** start of LISTING **
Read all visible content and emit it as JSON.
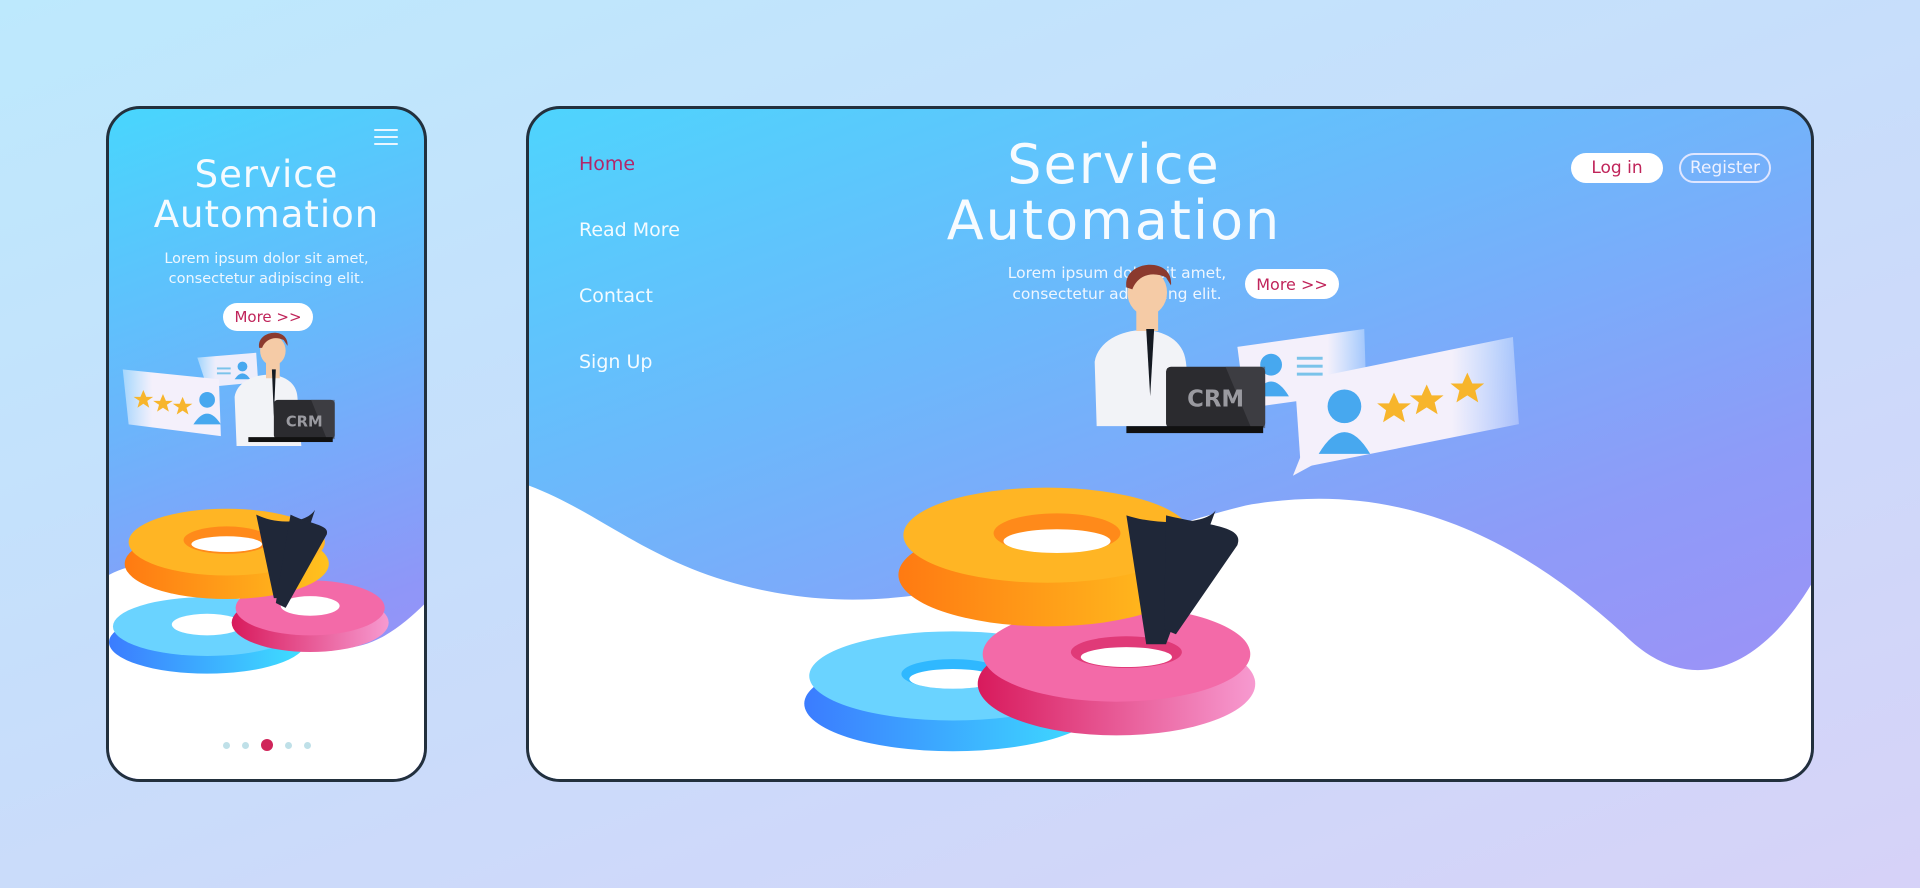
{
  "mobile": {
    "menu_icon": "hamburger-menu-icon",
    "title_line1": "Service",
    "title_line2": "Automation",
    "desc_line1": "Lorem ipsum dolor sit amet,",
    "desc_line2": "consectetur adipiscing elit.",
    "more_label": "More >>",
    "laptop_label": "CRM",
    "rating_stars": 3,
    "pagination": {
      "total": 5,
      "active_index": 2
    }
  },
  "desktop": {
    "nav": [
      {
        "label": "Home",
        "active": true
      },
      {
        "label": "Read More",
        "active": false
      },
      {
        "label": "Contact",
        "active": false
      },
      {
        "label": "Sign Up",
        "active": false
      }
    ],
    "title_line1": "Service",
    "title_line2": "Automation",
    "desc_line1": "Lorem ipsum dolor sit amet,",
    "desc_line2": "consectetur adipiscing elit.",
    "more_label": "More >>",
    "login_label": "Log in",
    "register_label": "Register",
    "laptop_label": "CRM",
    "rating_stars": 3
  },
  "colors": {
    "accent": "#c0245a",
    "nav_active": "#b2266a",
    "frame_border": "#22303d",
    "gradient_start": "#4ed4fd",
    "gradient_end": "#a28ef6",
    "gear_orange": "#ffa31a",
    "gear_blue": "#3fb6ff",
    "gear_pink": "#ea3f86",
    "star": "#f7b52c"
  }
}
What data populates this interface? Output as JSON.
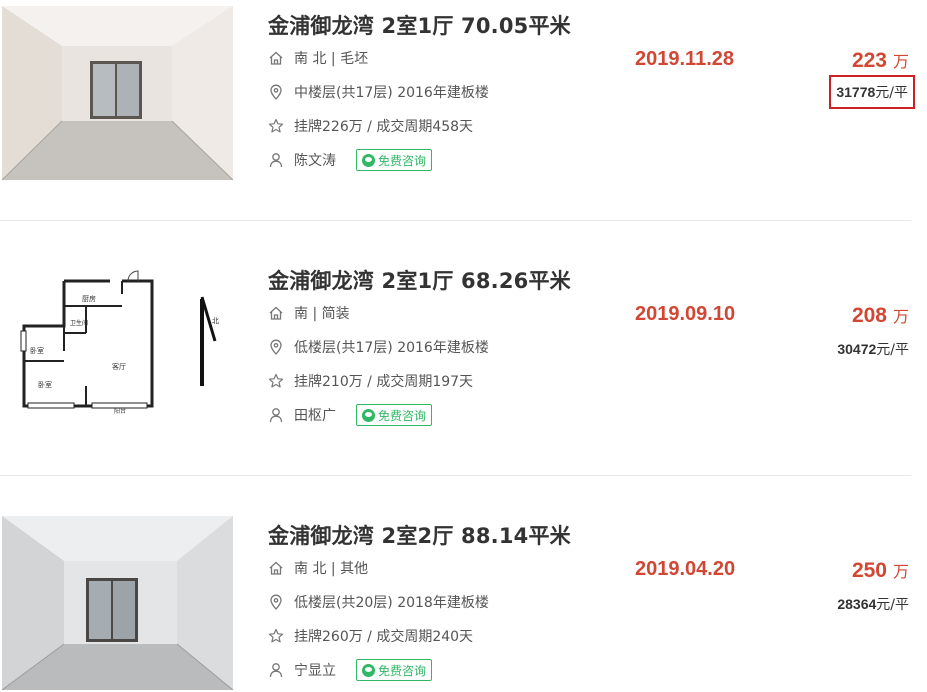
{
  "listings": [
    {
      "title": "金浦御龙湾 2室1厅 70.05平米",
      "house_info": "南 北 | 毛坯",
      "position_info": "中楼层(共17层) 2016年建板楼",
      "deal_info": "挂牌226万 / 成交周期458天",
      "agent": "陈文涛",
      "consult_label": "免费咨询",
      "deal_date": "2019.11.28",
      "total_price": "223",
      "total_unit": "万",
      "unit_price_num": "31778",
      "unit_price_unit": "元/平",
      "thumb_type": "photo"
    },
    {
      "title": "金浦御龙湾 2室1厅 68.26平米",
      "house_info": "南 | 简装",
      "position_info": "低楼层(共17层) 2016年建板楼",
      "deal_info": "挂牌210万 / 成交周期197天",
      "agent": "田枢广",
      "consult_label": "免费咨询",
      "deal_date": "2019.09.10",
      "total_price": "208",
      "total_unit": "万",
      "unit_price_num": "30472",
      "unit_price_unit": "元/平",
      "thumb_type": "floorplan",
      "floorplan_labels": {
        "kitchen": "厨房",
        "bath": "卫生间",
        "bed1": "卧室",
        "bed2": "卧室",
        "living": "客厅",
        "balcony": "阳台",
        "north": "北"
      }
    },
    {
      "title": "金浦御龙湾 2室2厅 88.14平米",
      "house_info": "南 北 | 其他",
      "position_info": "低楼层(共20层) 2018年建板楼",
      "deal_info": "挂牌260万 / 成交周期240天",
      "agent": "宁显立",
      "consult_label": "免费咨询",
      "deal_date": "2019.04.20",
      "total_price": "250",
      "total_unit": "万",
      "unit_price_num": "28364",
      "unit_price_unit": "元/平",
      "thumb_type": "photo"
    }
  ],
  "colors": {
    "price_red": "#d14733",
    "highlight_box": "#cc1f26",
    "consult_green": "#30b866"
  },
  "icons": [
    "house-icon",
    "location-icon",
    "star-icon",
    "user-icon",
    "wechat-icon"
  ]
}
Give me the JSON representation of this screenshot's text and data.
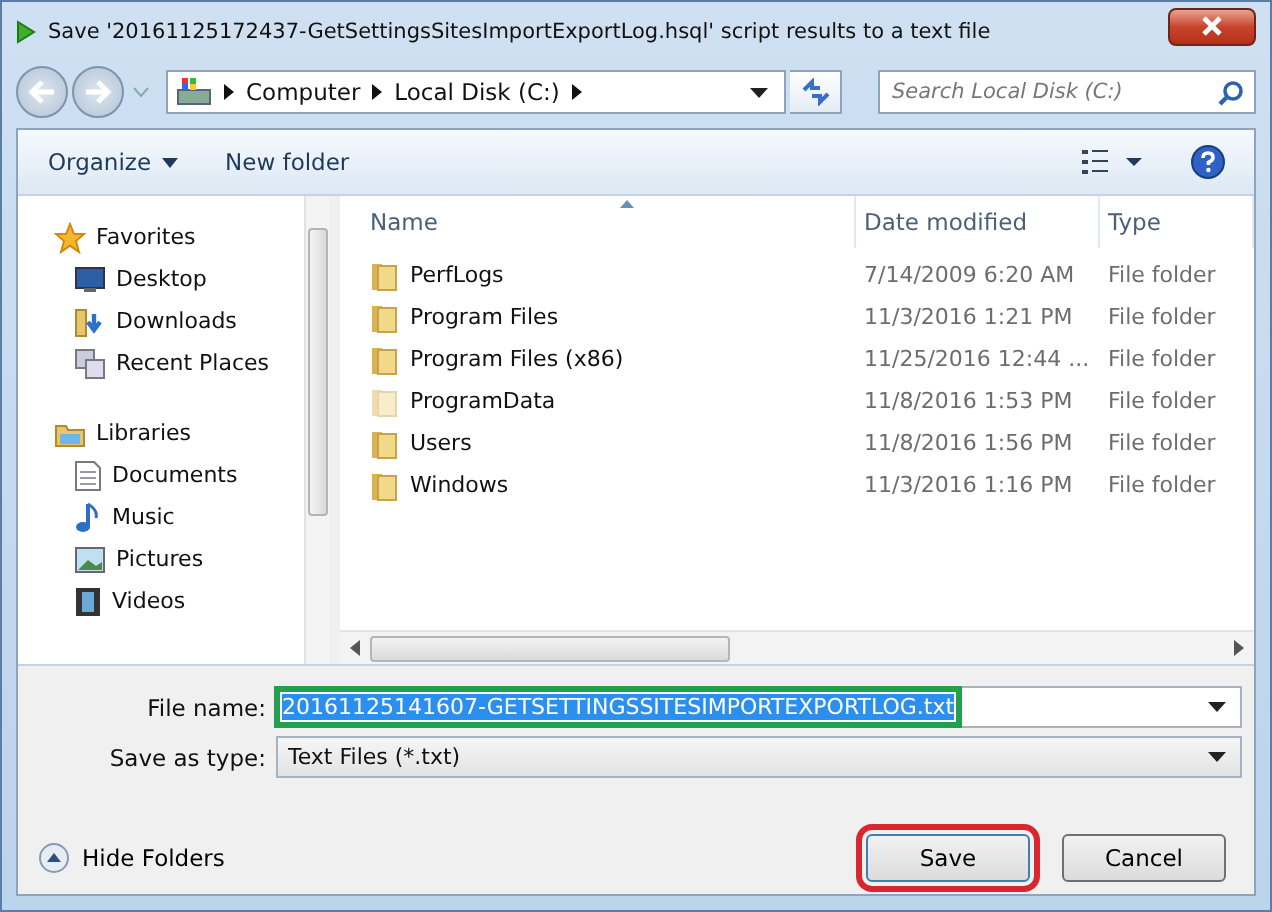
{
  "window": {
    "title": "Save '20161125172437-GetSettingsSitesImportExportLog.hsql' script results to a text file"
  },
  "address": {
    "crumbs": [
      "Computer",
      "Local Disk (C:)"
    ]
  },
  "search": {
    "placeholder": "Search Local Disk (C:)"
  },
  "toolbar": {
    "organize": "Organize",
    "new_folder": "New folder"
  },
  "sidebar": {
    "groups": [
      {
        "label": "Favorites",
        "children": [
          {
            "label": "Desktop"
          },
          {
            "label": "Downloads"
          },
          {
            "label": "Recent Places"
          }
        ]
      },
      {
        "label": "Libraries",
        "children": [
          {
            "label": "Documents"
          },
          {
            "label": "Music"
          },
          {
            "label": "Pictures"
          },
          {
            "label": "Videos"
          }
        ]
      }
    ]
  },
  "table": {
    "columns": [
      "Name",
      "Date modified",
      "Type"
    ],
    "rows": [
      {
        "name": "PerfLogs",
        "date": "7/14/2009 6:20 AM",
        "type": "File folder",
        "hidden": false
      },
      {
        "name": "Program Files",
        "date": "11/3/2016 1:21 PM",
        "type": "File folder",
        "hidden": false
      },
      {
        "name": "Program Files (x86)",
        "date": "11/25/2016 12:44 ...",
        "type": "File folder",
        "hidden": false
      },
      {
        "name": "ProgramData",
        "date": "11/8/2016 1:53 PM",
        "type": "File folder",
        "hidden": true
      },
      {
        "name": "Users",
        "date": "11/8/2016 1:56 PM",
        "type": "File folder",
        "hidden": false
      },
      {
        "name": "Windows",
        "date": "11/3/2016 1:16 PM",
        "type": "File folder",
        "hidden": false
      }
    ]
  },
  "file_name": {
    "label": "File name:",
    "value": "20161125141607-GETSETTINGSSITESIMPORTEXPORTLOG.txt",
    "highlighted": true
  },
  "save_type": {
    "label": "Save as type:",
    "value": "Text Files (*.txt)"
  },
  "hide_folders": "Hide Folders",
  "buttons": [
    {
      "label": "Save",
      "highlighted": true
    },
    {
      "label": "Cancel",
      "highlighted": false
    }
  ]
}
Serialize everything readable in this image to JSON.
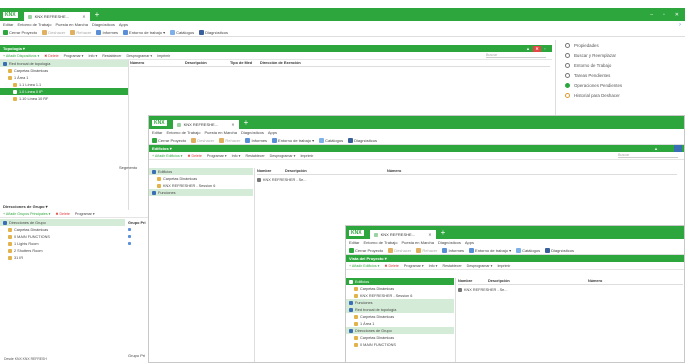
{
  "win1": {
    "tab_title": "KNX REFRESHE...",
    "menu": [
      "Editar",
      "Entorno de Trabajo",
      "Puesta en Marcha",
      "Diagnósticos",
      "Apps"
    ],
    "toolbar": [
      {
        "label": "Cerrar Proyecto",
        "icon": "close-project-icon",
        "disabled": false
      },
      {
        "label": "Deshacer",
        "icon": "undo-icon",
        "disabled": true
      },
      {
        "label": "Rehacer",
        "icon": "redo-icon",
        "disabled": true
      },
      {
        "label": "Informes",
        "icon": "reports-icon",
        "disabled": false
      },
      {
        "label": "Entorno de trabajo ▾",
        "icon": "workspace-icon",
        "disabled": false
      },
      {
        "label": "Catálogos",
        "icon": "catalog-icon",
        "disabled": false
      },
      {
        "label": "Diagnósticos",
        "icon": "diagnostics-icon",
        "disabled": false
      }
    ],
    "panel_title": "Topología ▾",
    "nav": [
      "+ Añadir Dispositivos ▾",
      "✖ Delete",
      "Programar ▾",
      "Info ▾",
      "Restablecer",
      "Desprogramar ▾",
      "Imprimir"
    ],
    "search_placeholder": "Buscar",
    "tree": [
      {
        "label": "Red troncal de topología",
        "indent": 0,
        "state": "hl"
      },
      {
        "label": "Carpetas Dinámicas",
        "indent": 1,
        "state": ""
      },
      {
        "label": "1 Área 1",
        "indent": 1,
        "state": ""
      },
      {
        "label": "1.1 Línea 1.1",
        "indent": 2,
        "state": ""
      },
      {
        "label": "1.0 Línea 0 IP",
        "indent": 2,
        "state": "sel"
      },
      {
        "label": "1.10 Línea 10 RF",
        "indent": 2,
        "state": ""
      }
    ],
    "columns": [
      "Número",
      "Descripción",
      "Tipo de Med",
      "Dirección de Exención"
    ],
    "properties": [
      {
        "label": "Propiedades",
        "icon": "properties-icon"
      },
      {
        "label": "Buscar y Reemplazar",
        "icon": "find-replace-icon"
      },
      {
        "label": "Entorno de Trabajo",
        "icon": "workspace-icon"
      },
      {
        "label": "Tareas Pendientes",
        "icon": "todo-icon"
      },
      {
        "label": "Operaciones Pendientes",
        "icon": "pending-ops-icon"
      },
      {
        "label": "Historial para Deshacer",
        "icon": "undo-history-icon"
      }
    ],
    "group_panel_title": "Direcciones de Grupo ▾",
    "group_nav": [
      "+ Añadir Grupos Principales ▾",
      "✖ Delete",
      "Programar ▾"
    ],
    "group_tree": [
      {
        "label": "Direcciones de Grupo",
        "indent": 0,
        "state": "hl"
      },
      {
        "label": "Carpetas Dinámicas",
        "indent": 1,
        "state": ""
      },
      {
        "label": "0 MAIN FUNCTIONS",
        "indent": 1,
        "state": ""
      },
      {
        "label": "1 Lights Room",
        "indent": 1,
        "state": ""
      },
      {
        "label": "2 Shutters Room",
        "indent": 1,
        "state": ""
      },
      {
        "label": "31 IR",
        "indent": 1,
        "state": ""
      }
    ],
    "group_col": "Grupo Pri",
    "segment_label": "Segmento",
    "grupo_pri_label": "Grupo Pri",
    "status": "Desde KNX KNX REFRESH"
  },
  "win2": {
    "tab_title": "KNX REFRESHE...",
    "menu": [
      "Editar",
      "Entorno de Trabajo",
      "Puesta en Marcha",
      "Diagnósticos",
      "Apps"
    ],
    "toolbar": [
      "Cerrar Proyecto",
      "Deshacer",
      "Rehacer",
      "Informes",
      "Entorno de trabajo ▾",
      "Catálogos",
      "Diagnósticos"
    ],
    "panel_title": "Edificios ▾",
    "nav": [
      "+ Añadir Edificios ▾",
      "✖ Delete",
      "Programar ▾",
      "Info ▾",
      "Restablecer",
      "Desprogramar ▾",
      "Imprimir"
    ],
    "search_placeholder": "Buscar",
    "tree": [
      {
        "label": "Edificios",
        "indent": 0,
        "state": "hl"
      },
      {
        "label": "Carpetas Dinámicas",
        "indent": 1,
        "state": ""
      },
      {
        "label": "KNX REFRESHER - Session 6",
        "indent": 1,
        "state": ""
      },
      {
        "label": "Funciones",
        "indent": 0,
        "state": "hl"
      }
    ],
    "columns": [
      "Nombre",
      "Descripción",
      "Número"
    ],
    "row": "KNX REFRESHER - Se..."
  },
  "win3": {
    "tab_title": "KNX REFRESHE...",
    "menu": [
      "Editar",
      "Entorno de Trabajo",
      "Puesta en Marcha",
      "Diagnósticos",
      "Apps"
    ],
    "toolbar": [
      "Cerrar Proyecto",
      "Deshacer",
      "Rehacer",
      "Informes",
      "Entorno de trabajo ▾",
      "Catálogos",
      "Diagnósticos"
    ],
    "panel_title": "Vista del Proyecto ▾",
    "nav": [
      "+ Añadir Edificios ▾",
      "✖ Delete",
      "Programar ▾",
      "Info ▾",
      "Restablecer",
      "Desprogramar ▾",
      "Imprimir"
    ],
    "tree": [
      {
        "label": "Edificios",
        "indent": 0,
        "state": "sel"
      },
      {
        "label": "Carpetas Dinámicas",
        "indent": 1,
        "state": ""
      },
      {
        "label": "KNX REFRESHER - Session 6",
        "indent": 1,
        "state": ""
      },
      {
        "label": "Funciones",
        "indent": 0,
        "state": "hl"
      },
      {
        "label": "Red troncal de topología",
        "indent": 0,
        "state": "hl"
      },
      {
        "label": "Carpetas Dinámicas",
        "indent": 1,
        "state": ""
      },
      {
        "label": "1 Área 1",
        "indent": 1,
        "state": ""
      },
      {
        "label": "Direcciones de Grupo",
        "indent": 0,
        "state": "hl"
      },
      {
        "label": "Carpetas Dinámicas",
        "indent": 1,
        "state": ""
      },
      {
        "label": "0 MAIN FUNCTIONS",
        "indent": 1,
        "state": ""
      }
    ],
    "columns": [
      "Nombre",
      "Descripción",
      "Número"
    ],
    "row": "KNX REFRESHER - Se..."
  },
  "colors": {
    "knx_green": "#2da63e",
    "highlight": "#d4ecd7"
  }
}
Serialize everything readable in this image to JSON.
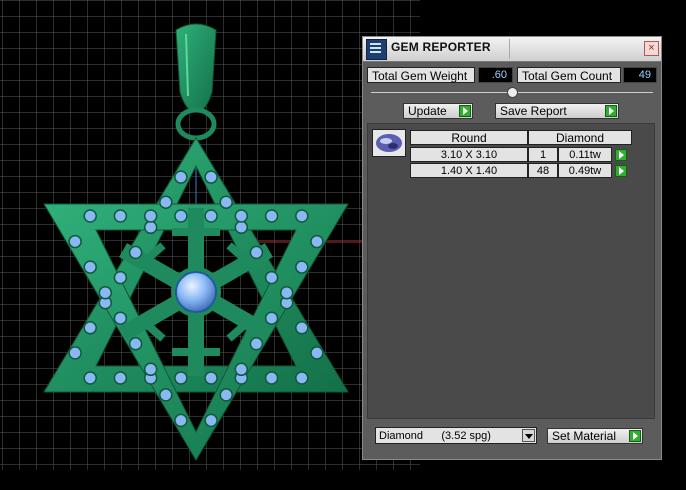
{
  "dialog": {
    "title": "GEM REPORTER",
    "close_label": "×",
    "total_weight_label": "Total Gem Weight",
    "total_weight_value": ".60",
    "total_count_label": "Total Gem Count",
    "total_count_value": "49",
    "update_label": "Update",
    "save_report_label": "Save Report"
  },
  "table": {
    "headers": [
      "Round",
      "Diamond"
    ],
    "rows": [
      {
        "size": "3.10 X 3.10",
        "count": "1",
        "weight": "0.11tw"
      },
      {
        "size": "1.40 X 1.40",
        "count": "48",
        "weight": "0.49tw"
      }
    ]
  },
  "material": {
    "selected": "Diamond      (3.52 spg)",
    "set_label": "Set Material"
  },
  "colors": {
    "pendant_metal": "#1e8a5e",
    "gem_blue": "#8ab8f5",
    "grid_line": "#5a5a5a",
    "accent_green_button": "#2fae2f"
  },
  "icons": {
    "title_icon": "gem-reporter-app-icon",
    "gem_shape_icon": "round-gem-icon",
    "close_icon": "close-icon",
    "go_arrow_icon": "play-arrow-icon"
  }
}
** end of LISTING **
__THE PROBLEM__. Every line in the data above that contains "Local" needs to be copied.

__ANSWER FOR THE TASK__.
      "Local Disk (C:)"
    "placeholder": "Search Local Disk (C:)"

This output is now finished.